> EXERCISE PROMPT:
Write the material out again exactly.

> THE INPUT:
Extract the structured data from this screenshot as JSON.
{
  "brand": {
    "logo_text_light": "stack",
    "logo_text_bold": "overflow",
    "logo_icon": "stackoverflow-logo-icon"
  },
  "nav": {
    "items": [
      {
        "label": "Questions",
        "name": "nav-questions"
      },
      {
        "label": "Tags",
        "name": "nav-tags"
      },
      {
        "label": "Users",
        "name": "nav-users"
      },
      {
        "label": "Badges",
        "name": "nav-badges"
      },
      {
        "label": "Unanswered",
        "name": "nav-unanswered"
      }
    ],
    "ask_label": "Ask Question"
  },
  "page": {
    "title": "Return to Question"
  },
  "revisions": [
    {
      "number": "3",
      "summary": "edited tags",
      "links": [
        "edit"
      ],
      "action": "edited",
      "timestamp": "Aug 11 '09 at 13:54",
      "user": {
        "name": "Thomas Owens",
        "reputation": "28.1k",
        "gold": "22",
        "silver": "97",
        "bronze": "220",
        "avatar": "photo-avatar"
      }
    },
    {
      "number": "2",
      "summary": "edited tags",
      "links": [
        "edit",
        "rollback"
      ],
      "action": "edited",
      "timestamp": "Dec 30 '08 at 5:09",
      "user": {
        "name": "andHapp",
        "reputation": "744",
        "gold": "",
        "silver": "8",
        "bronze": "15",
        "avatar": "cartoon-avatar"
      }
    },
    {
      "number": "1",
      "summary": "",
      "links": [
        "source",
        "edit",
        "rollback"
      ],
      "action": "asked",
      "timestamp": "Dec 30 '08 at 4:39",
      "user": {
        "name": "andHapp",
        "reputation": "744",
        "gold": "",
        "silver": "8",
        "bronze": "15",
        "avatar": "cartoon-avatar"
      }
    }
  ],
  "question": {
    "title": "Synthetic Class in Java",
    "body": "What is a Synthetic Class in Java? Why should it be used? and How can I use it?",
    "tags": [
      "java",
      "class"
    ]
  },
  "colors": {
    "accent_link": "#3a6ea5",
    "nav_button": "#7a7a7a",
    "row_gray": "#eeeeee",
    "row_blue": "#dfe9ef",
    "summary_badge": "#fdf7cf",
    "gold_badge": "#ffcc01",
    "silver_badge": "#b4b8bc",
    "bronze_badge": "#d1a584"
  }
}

> ANSWER TO THE TASK:
Extract the structured data from this screenshot as JSON.
{
  "brand": {
    "logo_text_light": "stack",
    "logo_text_bold": "overflow",
    "logo_icon": "stackoverflow-logo-icon"
  },
  "nav": {
    "items": [
      {
        "label": "Questions",
        "name": "nav-questions"
      },
      {
        "label": "Tags",
        "name": "nav-tags"
      },
      {
        "label": "Users",
        "name": "nav-users"
      },
      {
        "label": "Badges",
        "name": "nav-badges"
      },
      {
        "label": "Unanswered",
        "name": "nav-unanswered"
      }
    ],
    "ask_label": "Ask Question"
  },
  "page": {
    "title": "Return to Question"
  },
  "revisions": [
    {
      "number": "3",
      "summary": "edited tags",
      "links": [
        "edit"
      ],
      "action": "edited",
      "timestamp": "Aug 11 '09 at 13:54",
      "user": {
        "name": "Thomas Owens",
        "reputation": "28.1k",
        "gold": "22",
        "silver": "97",
        "bronze": "220",
        "avatar": "photo-avatar"
      }
    },
    {
      "number": "2",
      "summary": "edited tags",
      "links": [
        "edit",
        "rollback"
      ],
      "action": "edited",
      "timestamp": "Dec 30 '08 at 5:09",
      "user": {
        "name": "andHapp",
        "reputation": "744",
        "gold": "",
        "silver": "8",
        "bronze": "15",
        "avatar": "cartoon-avatar"
      }
    },
    {
      "number": "1",
      "summary": "",
      "links": [
        "source",
        "edit",
        "rollback"
      ],
      "action": "asked",
      "timestamp": "Dec 30 '08 at 4:39",
      "user": {
        "name": "andHapp",
        "reputation": "744",
        "gold": "",
        "silver": "8",
        "bronze": "15",
        "avatar": "cartoon-avatar"
      }
    }
  ],
  "question": {
    "title": "Synthetic Class in Java",
    "body": "What is a Synthetic Class in Java? Why should it be used? and How can I use it?",
    "tags": [
      "java",
      "class"
    ]
  },
  "colors": {
    "accent_link": "#3a6ea5",
    "nav_button": "#7a7a7a",
    "row_gray": "#eeeeee",
    "row_blue": "#dfe9ef",
    "summary_badge": "#fdf7cf",
    "gold_badge": "#ffcc01",
    "silver_badge": "#b4b8bc",
    "bronze_badge": "#d1a584"
  }
}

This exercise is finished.